** begin Given information **
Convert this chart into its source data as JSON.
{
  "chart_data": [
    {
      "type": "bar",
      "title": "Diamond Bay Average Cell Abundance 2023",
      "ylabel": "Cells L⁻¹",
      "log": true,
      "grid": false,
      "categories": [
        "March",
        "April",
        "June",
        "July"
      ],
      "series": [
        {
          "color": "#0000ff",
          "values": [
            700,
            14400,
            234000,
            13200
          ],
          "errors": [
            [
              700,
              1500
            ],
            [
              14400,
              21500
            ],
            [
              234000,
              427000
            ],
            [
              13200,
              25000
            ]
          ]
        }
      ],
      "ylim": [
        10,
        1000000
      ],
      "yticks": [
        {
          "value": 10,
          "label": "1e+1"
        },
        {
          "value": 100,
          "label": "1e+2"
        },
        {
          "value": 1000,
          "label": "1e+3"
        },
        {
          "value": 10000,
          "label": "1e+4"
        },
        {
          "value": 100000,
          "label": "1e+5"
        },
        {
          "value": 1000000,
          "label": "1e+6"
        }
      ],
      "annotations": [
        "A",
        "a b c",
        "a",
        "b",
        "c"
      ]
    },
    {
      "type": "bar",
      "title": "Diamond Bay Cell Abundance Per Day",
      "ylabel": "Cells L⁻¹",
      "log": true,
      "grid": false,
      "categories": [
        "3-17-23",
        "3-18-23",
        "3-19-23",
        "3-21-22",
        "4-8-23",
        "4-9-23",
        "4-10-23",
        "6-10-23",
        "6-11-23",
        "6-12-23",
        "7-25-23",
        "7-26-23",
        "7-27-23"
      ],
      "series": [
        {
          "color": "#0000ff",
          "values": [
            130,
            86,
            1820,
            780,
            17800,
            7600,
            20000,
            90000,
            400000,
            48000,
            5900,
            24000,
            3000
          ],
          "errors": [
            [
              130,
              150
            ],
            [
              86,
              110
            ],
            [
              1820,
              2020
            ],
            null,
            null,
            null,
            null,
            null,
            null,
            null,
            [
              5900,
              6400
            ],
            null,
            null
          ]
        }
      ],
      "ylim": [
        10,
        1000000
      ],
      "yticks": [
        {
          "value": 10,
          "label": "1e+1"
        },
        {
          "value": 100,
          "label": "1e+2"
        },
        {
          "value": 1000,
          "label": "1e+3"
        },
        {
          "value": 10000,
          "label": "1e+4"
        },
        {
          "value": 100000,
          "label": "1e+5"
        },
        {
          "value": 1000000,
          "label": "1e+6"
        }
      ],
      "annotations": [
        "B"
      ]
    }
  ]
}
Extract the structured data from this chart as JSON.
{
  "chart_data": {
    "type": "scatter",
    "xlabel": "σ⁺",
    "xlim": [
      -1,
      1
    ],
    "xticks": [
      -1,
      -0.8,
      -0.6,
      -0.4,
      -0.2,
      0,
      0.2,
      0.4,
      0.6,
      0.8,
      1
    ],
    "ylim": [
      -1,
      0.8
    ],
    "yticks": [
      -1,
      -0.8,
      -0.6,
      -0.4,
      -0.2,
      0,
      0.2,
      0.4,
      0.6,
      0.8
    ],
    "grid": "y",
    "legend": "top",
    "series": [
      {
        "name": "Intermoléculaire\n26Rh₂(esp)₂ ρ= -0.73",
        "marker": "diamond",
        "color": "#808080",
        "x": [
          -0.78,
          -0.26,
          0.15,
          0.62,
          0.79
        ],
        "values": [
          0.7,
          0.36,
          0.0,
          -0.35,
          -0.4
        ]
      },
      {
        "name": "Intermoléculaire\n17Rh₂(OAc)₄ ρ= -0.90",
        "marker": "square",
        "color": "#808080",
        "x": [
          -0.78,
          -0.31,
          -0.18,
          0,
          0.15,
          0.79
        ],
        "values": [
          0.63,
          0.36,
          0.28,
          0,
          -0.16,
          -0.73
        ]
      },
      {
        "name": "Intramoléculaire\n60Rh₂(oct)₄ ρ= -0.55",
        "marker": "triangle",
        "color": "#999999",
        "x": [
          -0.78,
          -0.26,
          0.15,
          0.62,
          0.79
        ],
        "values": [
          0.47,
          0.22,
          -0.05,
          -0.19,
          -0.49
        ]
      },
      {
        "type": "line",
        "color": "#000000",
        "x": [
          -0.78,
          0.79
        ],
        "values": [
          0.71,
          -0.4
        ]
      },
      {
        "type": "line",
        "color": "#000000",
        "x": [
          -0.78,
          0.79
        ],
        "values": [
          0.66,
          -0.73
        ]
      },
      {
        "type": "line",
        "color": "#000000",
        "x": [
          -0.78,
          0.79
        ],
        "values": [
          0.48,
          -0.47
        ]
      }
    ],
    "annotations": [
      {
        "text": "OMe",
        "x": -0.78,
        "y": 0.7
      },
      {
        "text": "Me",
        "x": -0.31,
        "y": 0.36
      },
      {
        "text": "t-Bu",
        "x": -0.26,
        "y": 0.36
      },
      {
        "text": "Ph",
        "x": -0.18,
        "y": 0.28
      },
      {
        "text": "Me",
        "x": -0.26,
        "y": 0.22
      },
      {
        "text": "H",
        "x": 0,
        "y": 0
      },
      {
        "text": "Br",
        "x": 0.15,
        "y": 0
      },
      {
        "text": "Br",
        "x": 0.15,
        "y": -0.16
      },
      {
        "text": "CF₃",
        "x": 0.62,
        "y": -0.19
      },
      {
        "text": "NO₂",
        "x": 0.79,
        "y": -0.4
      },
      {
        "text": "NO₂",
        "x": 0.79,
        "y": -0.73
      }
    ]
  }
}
** end Given information **
## What the task asks
Would you copy out each line exactly as written?

## Written solution
Convert this chart into its source data as JSON.
{
  "chart_data": [
    {
      "type": "bar",
      "title": "Diamond Bay Average Cell Abundance 2023",
      "ylabel": "Cells L⁻¹",
      "log": true,
      "grid": false,
      "categories": [
        "March",
        "April",
        "June",
        "July"
      ],
      "series": [
        {
          "color": "#0000ff",
          "values": [
            700,
            14400,
            234000,
            13200
          ],
          "errors": [
            [
              700,
              1500
            ],
            [
              14400,
              21500
            ],
            [
              234000,
              427000
            ],
            [
              13200,
              25000
            ]
          ]
        }
      ],
      "ylim": [
        10,
        1000000
      ],
      "yticks": [
        {
          "value": 10,
          "label": "1e+1"
        },
        {
          "value": 100,
          "label": "1e+2"
        },
        {
          "value": 1000,
          "label": "1e+3"
        },
        {
          "value": 10000,
          "label": "1e+4"
        },
        {
          "value": 100000,
          "label": "1e+5"
        },
        {
          "value": 1000000,
          "label": "1e+6"
        }
      ],
      "annotations": [
        "A",
        "a b c",
        "a",
        "b",
        "c"
      ]
    },
    {
      "type": "bar",
      "title": "Diamond Bay Cell Abundance Per Day",
      "ylabel": "Cells L⁻¹",
      "log": true,
      "grid": false,
      "categories": [
        "3-17-23",
        "3-18-23",
        "3-19-23",
        "3-21-22",
        "4-8-23",
        "4-9-23",
        "4-10-23",
        "6-10-23",
        "6-11-23",
        "6-12-23",
        "7-25-23",
        "7-26-23",
        "7-27-23"
      ],
      "series": [
        {
          "color": "#0000ff",
          "values": [
            130,
            86,
            1820,
            780,
            17800,
            7600,
            20000,
            90000,
            400000,
            48000,
            5900,
            24000,
            3000
          ],
          "errors": [
            [
              130,
              150
            ],
            [
              86,
              110
            ],
            [
              1820,
              2020
            ],
            null,
            null,
            null,
            null,
            null,
            null,
            null,
            [
              5900,
              6400
            ],
            null,
            null
          ]
        }
      ],
      "ylim": [
        10,
        1000000
      ],
      "yticks": [
        {
          "value": 10,
          "label": "1e+1"
        },
        {
          "value": 100,
          "label": "1e+2"
        },
        {
          "value": 1000,
          "label": "1e+3"
        },
        {
          "value": 10000,
          "label": "1e+4"
        },
        {
          "value": 100000,
          "label": "1e+5"
        },
        {
          "value": 1000000,
          "label": "1e+6"
        }
      ],
      "annotations": [
        "B"
      ]
    }
  ]
}
Extract the structured data from this chart as JSON.
{
  "chart_data": {
    "type": "scatter",
    "xlabel": "σ⁺",
    "xlim": [
      -1,
      1
    ],
    "xticks": [
      -1,
      -0.8,
      -0.6,
      -0.4,
      -0.2,
      0,
      0.2,
      0.4,
      0.6,
      0.8,
      1
    ],
    "ylim": [
      -1,
      0.8
    ],
    "yticks": [
      -1,
      -0.8,
      -0.6,
      -0.4,
      -0.2,
      0,
      0.2,
      0.4,
      0.6,
      0.8
    ],
    "grid": "y",
    "legend": "top",
    "series": [
      {
        "name": "Intermoléculaire\n26Rh₂(esp)₂ ρ= -0.73",
        "marker": "diamond",
        "color": "#808080",
        "x": [
          -0.78,
          -0.26,
          0.15,
          0.62,
          0.79
        ],
        "values": [
          0.7,
          0.36,
          0.0,
          -0.35,
          -0.4
        ]
      },
      {
        "name": "Intermoléculaire\n17Rh₂(OAc)₄ ρ= -0.90",
        "marker": "square",
        "color": "#808080",
        "x": [
          -0.78,
          -0.31,
          -0.18,
          0,
          0.15,
          0.79
        ],
        "values": [
          0.63,
          0.36,
          0.28,
          0,
          -0.16,
          -0.73
        ]
      },
      {
        "name": "Intramoléculaire\n60Rh₂(oct)₄ ρ= -0.55",
        "marker": "triangle",
        "color": "#999999",
        "x": [
          -0.78,
          -0.26,
          0.15,
          0.62,
          0.79
        ],
        "values": [
          0.47,
          0.22,
          -0.05,
          -0.19,
          -0.49
        ]
      },
      {
        "type": "line",
        "color": "#000000",
        "x": [
          -0.78,
          0.79
        ],
        "values": [
          0.71,
          -0.4
        ]
      },
      {
        "type": "line",
        "color": "#000000",
        "x": [
          -0.78,
          0.79
        ],
        "values": [
          0.66,
          -0.73
        ]
      },
      {
        "type": "line",
        "color": "#000000",
        "x": [
          -0.78,
          0.79
        ],
        "values": [
          0.48,
          -0.47
        ]
      }
    ],
    "annotations": [
      {
        "text": "OMe",
        "x": -0.78,
        "y": 0.7
      },
      {
        "text": "Me",
        "x": -0.31,
        "y": 0.36
      },
      {
        "text": "t-Bu",
        "x": -0.26,
        "y": 0.36
      },
      {
        "text": "Ph",
        "x": -0.18,
        "y": 0.28
      },
      {
        "text": "Me",
        "x": -0.26,
        "y": 0.22
      },
      {
        "text": "H",
        "x": 0,
        "y": 0
      },
      {
        "text": "Br",
        "x": 0.15,
        "y": 0
      },
      {
        "text": "Br",
        "x": 0.15,
        "y": -0.16
      },
      {
        "text": "CF₃",
        "x": 0.62,
        "y": -0.19
      },
      {
        "text": "NO₂",
        "x": 0.79,
        "y": -0.4
      },
      {
        "text": "NO₂",
        "x": 0.79,
        "y": -0.73
      }
    ]
  }
}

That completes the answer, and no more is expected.